• [Challenge]: Check every line below for the word "职业道德和职业精神" and copy each one that has it.

• [Entries from a dataset]:
* Begin *
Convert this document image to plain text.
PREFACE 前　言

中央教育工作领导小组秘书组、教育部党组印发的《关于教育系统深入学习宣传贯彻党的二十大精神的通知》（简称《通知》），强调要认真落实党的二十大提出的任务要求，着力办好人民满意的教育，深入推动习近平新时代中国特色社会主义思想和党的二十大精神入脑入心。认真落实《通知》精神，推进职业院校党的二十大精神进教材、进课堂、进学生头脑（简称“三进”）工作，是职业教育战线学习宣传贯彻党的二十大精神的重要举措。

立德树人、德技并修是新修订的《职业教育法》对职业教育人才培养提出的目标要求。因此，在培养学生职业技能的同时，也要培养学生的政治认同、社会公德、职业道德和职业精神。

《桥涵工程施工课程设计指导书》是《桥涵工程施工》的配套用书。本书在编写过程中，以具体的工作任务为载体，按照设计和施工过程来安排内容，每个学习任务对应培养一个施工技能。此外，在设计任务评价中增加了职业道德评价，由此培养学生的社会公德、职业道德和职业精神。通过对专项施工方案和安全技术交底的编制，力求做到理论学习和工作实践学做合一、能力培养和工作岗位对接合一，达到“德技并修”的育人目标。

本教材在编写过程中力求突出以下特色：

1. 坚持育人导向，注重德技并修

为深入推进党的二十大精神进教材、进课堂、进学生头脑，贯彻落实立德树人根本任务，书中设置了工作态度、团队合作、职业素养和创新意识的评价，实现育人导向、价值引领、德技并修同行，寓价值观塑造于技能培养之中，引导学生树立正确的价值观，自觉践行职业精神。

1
* End *
* Begin *
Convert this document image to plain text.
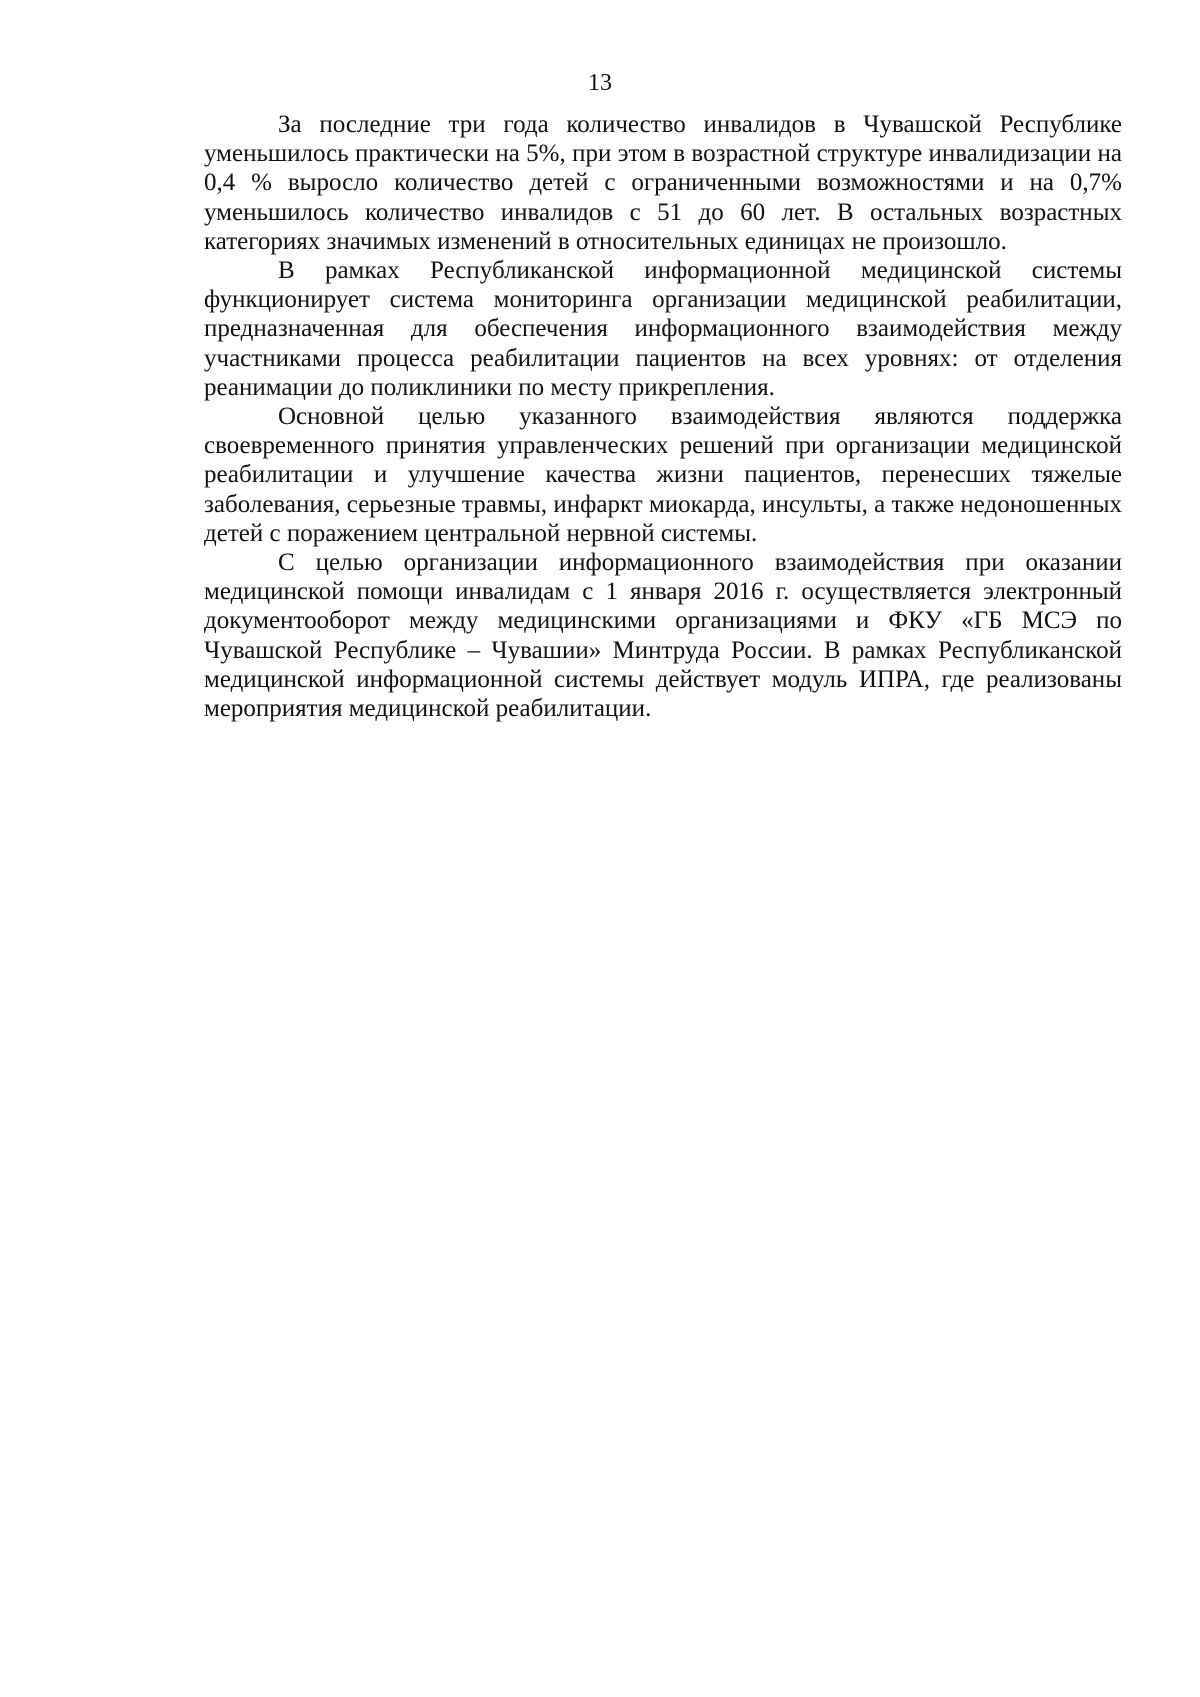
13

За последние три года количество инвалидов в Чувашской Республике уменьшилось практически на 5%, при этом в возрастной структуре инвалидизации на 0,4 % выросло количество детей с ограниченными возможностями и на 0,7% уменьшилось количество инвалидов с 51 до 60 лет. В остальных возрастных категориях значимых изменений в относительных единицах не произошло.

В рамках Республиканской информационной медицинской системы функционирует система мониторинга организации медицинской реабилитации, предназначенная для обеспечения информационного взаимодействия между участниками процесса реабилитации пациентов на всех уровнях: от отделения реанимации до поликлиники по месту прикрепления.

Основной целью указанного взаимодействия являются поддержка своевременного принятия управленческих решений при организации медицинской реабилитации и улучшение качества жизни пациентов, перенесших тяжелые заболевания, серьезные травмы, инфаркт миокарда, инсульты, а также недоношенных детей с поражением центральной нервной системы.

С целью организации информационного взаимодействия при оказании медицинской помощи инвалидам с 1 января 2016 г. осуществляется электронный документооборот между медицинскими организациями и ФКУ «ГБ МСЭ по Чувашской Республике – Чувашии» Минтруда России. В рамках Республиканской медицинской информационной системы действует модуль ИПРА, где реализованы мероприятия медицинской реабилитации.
* End *
• [Problem solution]:
立德树人、德技并修是新修订的《职业教育法》对职业教育人才培养提出的目标要求。因此，在培养学生职业技能的同时，也要培养学生的政治认同、社会公德、职业道德和职业精神。
《桥涵工程施工课程设计指导书》是《桥涵工程施工》的配套用书。本书在编写过程中，以具体的工作任务为载体，按照设计和施工过程来安排内容，每个学习任务对应培养一个施工技能。此外，在设计任务评价中增加了职业道德评价，由此培养学生的社会公德、职业道德和职业精神。通过对专项施工方案和安全技术交底的编制，力求做到理论学习和工作实践学做合一、能力培养和工作岗位对接合一，达到“德技并修”的育人目标。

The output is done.